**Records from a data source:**
- - - - -
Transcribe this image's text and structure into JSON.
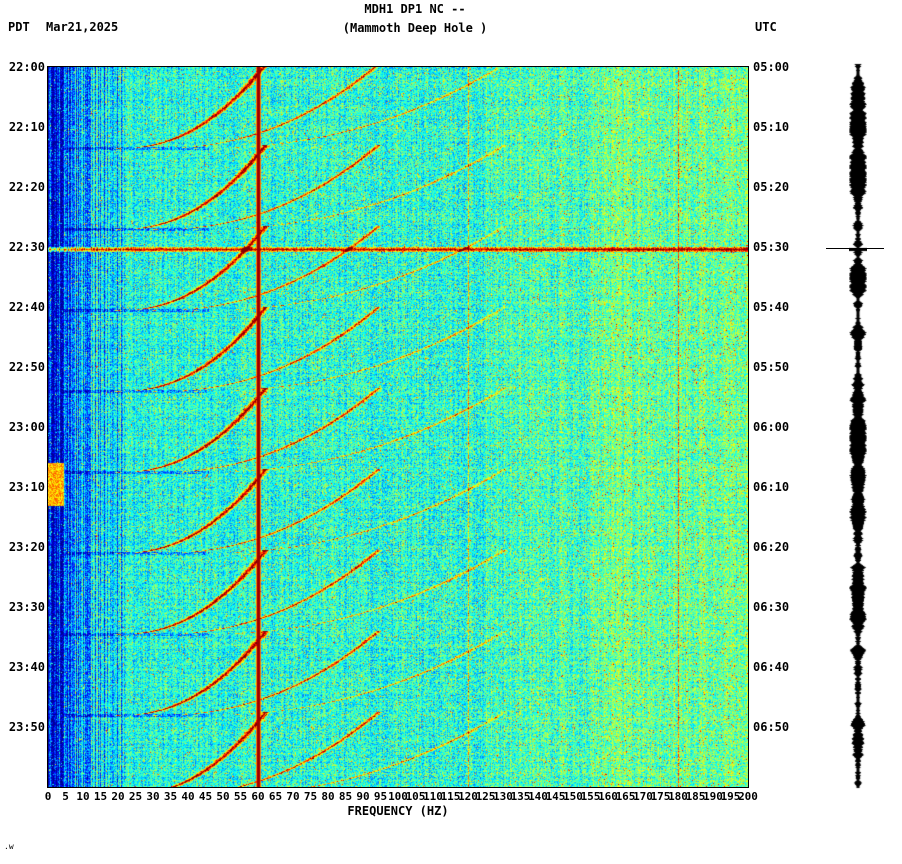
{
  "header": {
    "tz_left": "PDT",
    "date": "Mar21,2025",
    "title_line1": "MDH1 DP1 NC --",
    "title_line2": "(Mammoth Deep Hole )",
    "tz_right": "UTC"
  },
  "footer": {
    "corner_text": ".w"
  },
  "chart_data": {
    "type": "heatmap",
    "subtype": "spectrogram",
    "station": {
      "code": "MDH1",
      "channel": "DP1",
      "network": "NC",
      "site_name": "Mammoth Deep Hole"
    },
    "xlabel": "FREQUENCY (HZ)",
    "x_range_hz": [
      0,
      200
    ],
    "x_ticks": [
      0,
      5,
      10,
      15,
      20,
      25,
      30,
      35,
      40,
      45,
      50,
      55,
      60,
      65,
      70,
      75,
      80,
      85,
      90,
      95,
      100,
      105,
      110,
      115,
      120,
      125,
      130,
      135,
      140,
      145,
      150,
      155,
      160,
      165,
      170,
      175,
      180,
      185,
      190,
      195,
      200
    ],
    "time_axis": {
      "left_tz": "PDT",
      "right_tz": "UTC",
      "span_minutes": 120,
      "left_labels": [
        "22:00",
        "22:10",
        "22:20",
        "22:30",
        "22:40",
        "22:50",
        "23:00",
        "23:10",
        "23:20",
        "23:30",
        "23:40",
        "23:50"
      ],
      "right_labels": [
        "05:00",
        "05:10",
        "05:20",
        "05:30",
        "05:40",
        "05:50",
        "06:00",
        "06:10",
        "06:20",
        "06:30",
        "06:40",
        "06:50"
      ]
    },
    "colormap": "jet",
    "background_level": 0.4,
    "features": {
      "power_line_hz": [
        60,
        120,
        180
      ],
      "broadband_event": {
        "pdt": "22:30",
        "utc": "05:30",
        "minute": 30.3,
        "freq_extent_hz": [
          0,
          200
        ]
      },
      "tremor_events": {
        "description": "repeating gliding harmonic arcs, frequency sweeping down from ~62 Hz to ~20 Hz (with overtones to ~130 Hz)",
        "end_times_min": [
          13.5,
          27,
          40.5,
          54,
          67.5,
          81,
          94.5,
          108,
          121.5
        ],
        "duration_min": 14,
        "f_start_hz": 62,
        "f_end_hz": 20,
        "harmonic_multiples": [
          1,
          1.52,
          2.1
        ]
      },
      "low_freq_blob": {
        "start_min": 66,
        "end_min": 73,
        "f_max_hz": 4.5
      }
    },
    "right_strip": {
      "type": "amplitude-trace",
      "color": "#000000",
      "spike_minute": 30.3
    }
  }
}
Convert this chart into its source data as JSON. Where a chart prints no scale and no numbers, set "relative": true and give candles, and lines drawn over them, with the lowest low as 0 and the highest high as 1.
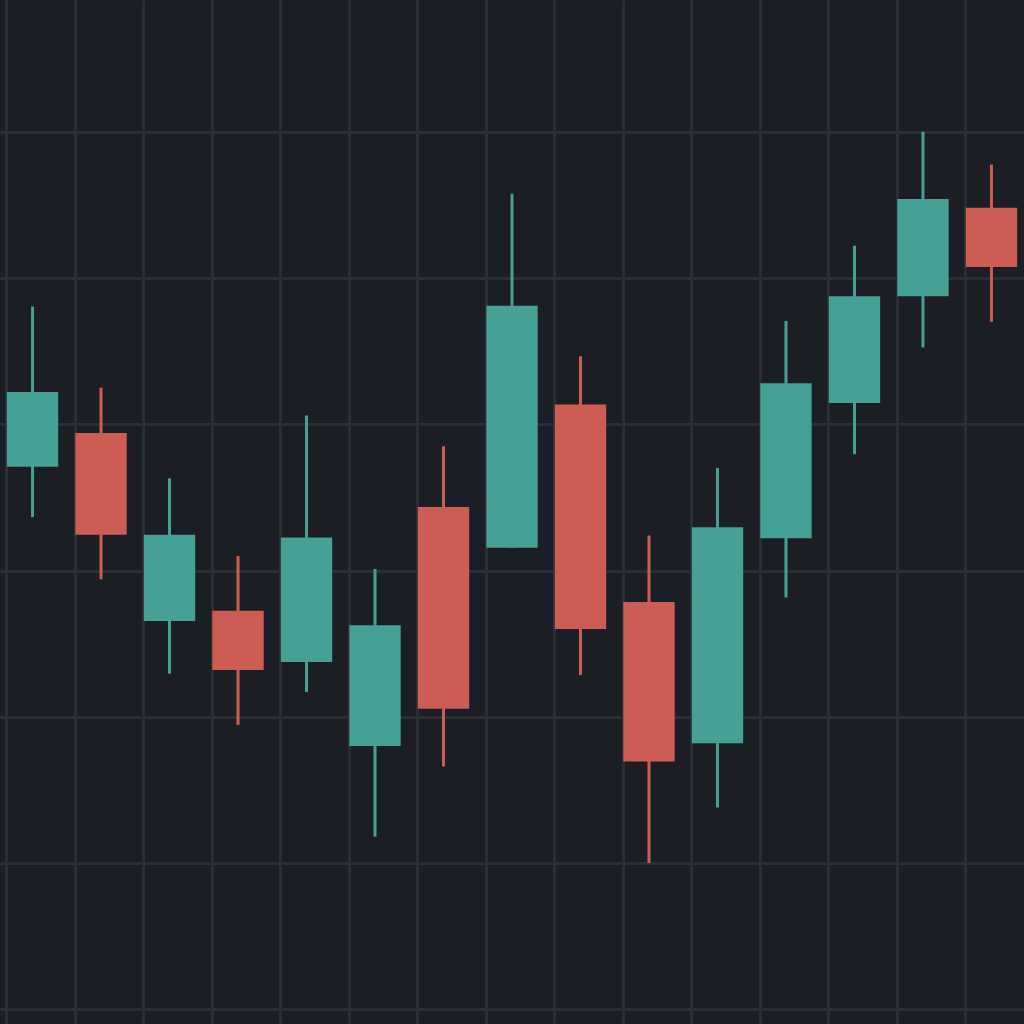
{
  "chart_data": {
    "type": "candlestick",
    "relative": true,
    "grid": true,
    "categories": [
      null,
      null,
      null,
      null,
      null,
      null,
      null,
      null,
      null,
      null,
      null,
      null,
      null,
      null,
      null
    ],
    "ohlc": [
      [
        0.542,
        0.761,
        0.473,
        0.644
      ],
      [
        0.588,
        0.65,
        0.388,
        0.449
      ],
      [
        0.331,
        0.526,
        0.259,
        0.449
      ],
      [
        0.345,
        0.42,
        0.189,
        0.264
      ],
      [
        0.275,
        0.612,
        0.234,
        0.445
      ],
      [
        0.16,
        0.402,
        0.036,
        0.325
      ],
      [
        0.487,
        0.57,
        0.132,
        0.211
      ],
      [
        0.431,
        0.915,
        0.431,
        0.762
      ],
      [
        0.627,
        0.693,
        0.257,
        0.32
      ],
      [
        0.357,
        0.448,
        0,
        0.139
      ],
      [
        0.164,
        0.54,
        0.076,
        0.459
      ],
      [
        0.444,
        0.741,
        0.363,
        0.656
      ],
      [
        0.629,
        0.844,
        0.559,
        0.775
      ],
      [
        0.775,
        1,
        0.705,
        0.908
      ],
      [
        0.896,
        0.955,
        0.74,
        0.815
      ]
    ],
    "colors": [
      "#45a095",
      "#cd5c53",
      "#45a095",
      "#cd5c53",
      "#45a095",
      "#45a095",
      "#cd5c53",
      "#45a095",
      "#cd5c53",
      "#cd5c53",
      "#45a095",
      "#45a095",
      "#45a095",
      "#45a095",
      "#cd5c53"
    ]
  }
}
- - - - -
**Do this:**
Output all of the data exactly as it stands, minus any images.

**The completed task:**
Transcribe this image's text and structure into JSON.
{
  "header": {
    "tz_left": "PDT",
    "date": "Mar21,2025",
    "title_line1": "MDH1 DP1 NC --",
    "title_line2": "(Mammoth Deep Hole )",
    "tz_right": "UTC"
  },
  "footer": {
    "corner_text": ".w"
  },
  "chart_data": {
    "type": "heatmap",
    "subtype": "spectrogram",
    "station": {
      "code": "MDH1",
      "channel": "DP1",
      "network": "NC",
      "site_name": "Mammoth Deep Hole"
    },
    "xlabel": "FREQUENCY (HZ)",
    "x_range_hz": [
      0,
      200
    ],
    "x_ticks": [
      0,
      5,
      10,
      15,
      20,
      25,
      30,
      35,
      40,
      45,
      50,
      55,
      60,
      65,
      70,
      75,
      80,
      85,
      90,
      95,
      100,
      105,
      110,
      115,
      120,
      125,
      130,
      135,
      140,
      145,
      150,
      155,
      160,
      165,
      170,
      175,
      180,
      185,
      190,
      195,
      200
    ],
    "time_axis": {
      "left_tz": "PDT",
      "right_tz": "UTC",
      "span_minutes": 120,
      "left_labels": [
        "22:00",
        "22:10",
        "22:20",
        "22:30",
        "22:40",
        "22:50",
        "23:00",
        "23:10",
        "23:20",
        "23:30",
        "23:40",
        "23:50"
      ],
      "right_labels": [
        "05:00",
        "05:10",
        "05:20",
        "05:30",
        "05:40",
        "05:50",
        "06:00",
        "06:10",
        "06:20",
        "06:30",
        "06:40",
        "06:50"
      ]
    },
    "colormap": "jet",
    "background_level": 0.4,
    "features": {
      "power_line_hz": [
        60,
        120,
        180
      ],
      "broadband_event": {
        "pdt": "22:30",
        "utc": "05:30",
        "minute": 30.3,
        "freq_extent_hz": [
          0,
          200
        ]
      },
      "tremor_events": {
        "description": "repeating gliding harmonic arcs, frequency sweeping down from ~62 Hz to ~20 Hz (with overtones to ~130 Hz)",
        "end_times_min": [
          13.5,
          27,
          40.5,
          54,
          67.5,
          81,
          94.5,
          108,
          121.5
        ],
        "duration_min": 14,
        "f_start_hz": 62,
        "f_end_hz": 20,
        "harmonic_multiples": [
          1,
          1.52,
          2.1
        ]
      },
      "low_freq_blob": {
        "start_min": 66,
        "end_min": 73,
        "f_max_hz": 4.5
      }
    },
    "right_strip": {
      "type": "amplitude-trace",
      "color": "#000000",
      "spike_minute": 30.3
    }
  }
}
Convert this chart into its source data as JSON. Where a chart prints no scale and no numbers, set "relative": true and give candles, and lines drawn over them, with the lowest low as 0 and the highest high as 1.
{
  "chart_data": {
    "type": "candlestick",
    "relative": true,
    "grid": true,
    "categories": [
      null,
      null,
      null,
      null,
      null,
      null,
      null,
      null,
      null,
      null,
      null,
      null,
      null,
      null,
      null
    ],
    "ohlc": [
      [
        0.542,
        0.761,
        0.473,
        0.644
      ],
      [
        0.588,
        0.65,
        0.388,
        0.449
      ],
      [
        0.331,
        0.526,
        0.259,
        0.449
      ],
      [
        0.345,
        0.42,
        0.189,
        0.264
      ],
      [
        0.275,
        0.612,
        0.234,
        0.445
      ],
      [
        0.16,
        0.402,
        0.036,
        0.325
      ],
      [
        0.487,
        0.57,
        0.132,
        0.211
      ],
      [
        0.431,
        0.915,
        0.431,
        0.762
      ],
      [
        0.627,
        0.693,
        0.257,
        0.32
      ],
      [
        0.357,
        0.448,
        0,
        0.139
      ],
      [
        0.164,
        0.54,
        0.076,
        0.459
      ],
      [
        0.444,
        0.741,
        0.363,
        0.656
      ],
      [
        0.629,
        0.844,
        0.559,
        0.775
      ],
      [
        0.775,
        1,
        0.705,
        0.908
      ],
      [
        0.896,
        0.955,
        0.74,
        0.815
      ]
    ],
    "colors": [
      "#45a095",
      "#cd5c53",
      "#45a095",
      "#cd5c53",
      "#45a095",
      "#45a095",
      "#cd5c53",
      "#45a095",
      "#cd5c53",
      "#cd5c53",
      "#45a095",
      "#45a095",
      "#45a095",
      "#45a095",
      "#cd5c53"
    ]
  }
}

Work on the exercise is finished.